REQUIRED TASK — All the data should be repeated exactly. Any image in it is left out.

··· EXCERPTED DATA

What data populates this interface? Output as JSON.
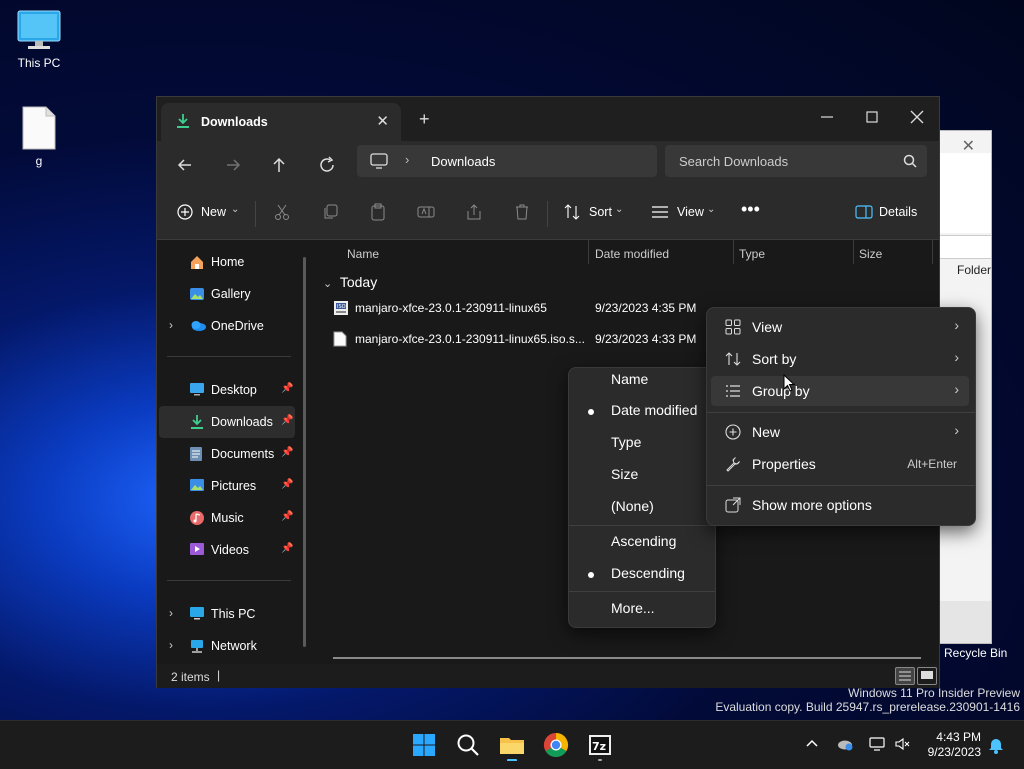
{
  "desktop": {
    "icons": [
      {
        "label": "This PC",
        "icon": "monitor-icon"
      },
      {
        "label": "g",
        "icon": "file-icon"
      }
    ],
    "recycle_bin_label": "Recycle Bin",
    "bg_window_folder_text": "Folder"
  },
  "explorer": {
    "tab_title": "Downloads",
    "address": {
      "current": "Downloads"
    },
    "search_placeholder": "Search Downloads",
    "toolbar": {
      "new_label": "New",
      "sort_label": "Sort",
      "view_label": "View",
      "details_label": "Details"
    },
    "nav": [
      {
        "label": "Home",
        "icon": "home-icon"
      },
      {
        "label": "Gallery",
        "icon": "gallery-icon"
      },
      {
        "label": "OneDrive",
        "icon": "cloud-icon"
      },
      {
        "label": "Desktop",
        "icon": "desktop-icon"
      },
      {
        "label": "Downloads",
        "icon": "download-icon"
      },
      {
        "label": "Documents",
        "icon": "documents-icon"
      },
      {
        "label": "Pictures",
        "icon": "pictures-icon"
      },
      {
        "label": "Music",
        "icon": "music-icon"
      },
      {
        "label": "Videos",
        "icon": "videos-icon"
      },
      {
        "label": "This PC",
        "icon": "monitor-icon"
      },
      {
        "label": "Network",
        "icon": "network-icon"
      }
    ],
    "columns": [
      "Name",
      "Date modified",
      "Type",
      "Size"
    ],
    "group_header": "Today",
    "files": [
      {
        "name": "manjaro-xfce-23.0.1-230911-linux65",
        "date": "9/23/2023 4:35 PM",
        "icon": "iso-file-icon"
      },
      {
        "name": "manjaro-xfce-23.0.1-230911-linux65.iso.s...",
        "date": "9/23/2023 4:33 PM",
        "icon": "file-icon"
      }
    ],
    "status": {
      "items": "2 items",
      "cursor": "|"
    }
  },
  "context_menu": {
    "items": [
      {
        "label": "View",
        "icon": "grid-icon"
      },
      {
        "label": "Sort by",
        "icon": "sort-icon"
      },
      {
        "label": "Group by",
        "icon": "list-icon"
      },
      {
        "label": "New",
        "icon": "plus-circle-icon"
      },
      {
        "label": "Properties",
        "icon": "wrench-icon",
        "shortcut": "Alt+Enter"
      },
      {
        "label": "Show more options",
        "icon": "open-external-icon"
      }
    ]
  },
  "submenu": {
    "items": [
      "Name",
      "Date modified",
      "Type",
      "Size",
      "(None)",
      "Ascending",
      "Descending",
      "More..."
    ],
    "selected": [
      "Date modified",
      "Descending"
    ]
  },
  "watermark": {
    "line1": "Windows 11 Pro Insider Preview",
    "line2": "Evaluation copy. Build 25947.rs_prerelease.230901-1416"
  },
  "taskbar": {
    "time": "4:43 PM",
    "date": "9/23/2023"
  },
  "colors": {
    "accent": "#4cc2ff",
    "menu_bg": "#2b2b2b",
    "explorer_bg": "#191919"
  }
}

······

CORRECT ANSWER —
What data populates this interface? Output as JSON.
{
  "desktop": {
    "icons": [
      {
        "label": "This PC",
        "icon": "monitor-icon"
      },
      {
        "label": "g",
        "icon": "file-icon"
      }
    ],
    "recycle_bin_label": "Recycle Bin",
    "bg_window_folder_text": "Folder"
  },
  "explorer": {
    "tab_title": "Downloads",
    "address": {
      "current": "Downloads"
    },
    "search_placeholder": "Search Downloads",
    "toolbar": {
      "new_label": "New",
      "sort_label": "Sort",
      "view_label": "View",
      "details_label": "Details"
    },
    "nav": [
      {
        "label": "Home",
        "icon": "home-icon"
      },
      {
        "label": "Gallery",
        "icon": "gallery-icon"
      },
      {
        "label": "OneDrive",
        "icon": "cloud-icon"
      },
      {
        "label": "Desktop",
        "icon": "desktop-icon"
      },
      {
        "label": "Downloads",
        "icon": "download-icon"
      },
      {
        "label": "Documents",
        "icon": "documents-icon"
      },
      {
        "label": "Pictures",
        "icon": "pictures-icon"
      },
      {
        "label": "Music",
        "icon": "music-icon"
      },
      {
        "label": "Videos",
        "icon": "videos-icon"
      },
      {
        "label": "This PC",
        "icon": "monitor-icon"
      },
      {
        "label": "Network",
        "icon": "network-icon"
      }
    ],
    "columns": [
      "Name",
      "Date modified",
      "Type",
      "Size"
    ],
    "group_header": "Today",
    "files": [
      {
        "name": "manjaro-xfce-23.0.1-230911-linux65",
        "date": "9/23/2023 4:35 PM",
        "icon": "iso-file-icon"
      },
      {
        "name": "manjaro-xfce-23.0.1-230911-linux65.iso.s...",
        "date": "9/23/2023 4:33 PM",
        "icon": "file-icon"
      }
    ],
    "status": {
      "items": "2 items",
      "cursor": "|"
    }
  },
  "context_menu": {
    "items": [
      {
        "label": "View",
        "icon": "grid-icon"
      },
      {
        "label": "Sort by",
        "icon": "sort-icon"
      },
      {
        "label": "Group by",
        "icon": "list-icon"
      },
      {
        "label": "New",
        "icon": "plus-circle-icon"
      },
      {
        "label": "Properties",
        "icon": "wrench-icon",
        "shortcut": "Alt+Enter"
      },
      {
        "label": "Show more options",
        "icon": "open-external-icon"
      }
    ]
  },
  "submenu": {
    "items": [
      "Name",
      "Date modified",
      "Type",
      "Size",
      "(None)",
      "Ascending",
      "Descending",
      "More..."
    ],
    "selected": [
      "Date modified",
      "Descending"
    ]
  },
  "watermark": {
    "line1": "Windows 11 Pro Insider Preview",
    "line2": "Evaluation copy. Build 25947.rs_prerelease.230901-1416"
  },
  "taskbar": {
    "time": "4:43 PM",
    "date": "9/23/2023"
  },
  "colors": {
    "accent": "#4cc2ff",
    "menu_bg": "#2b2b2b",
    "explorer_bg": "#191919"
  }
}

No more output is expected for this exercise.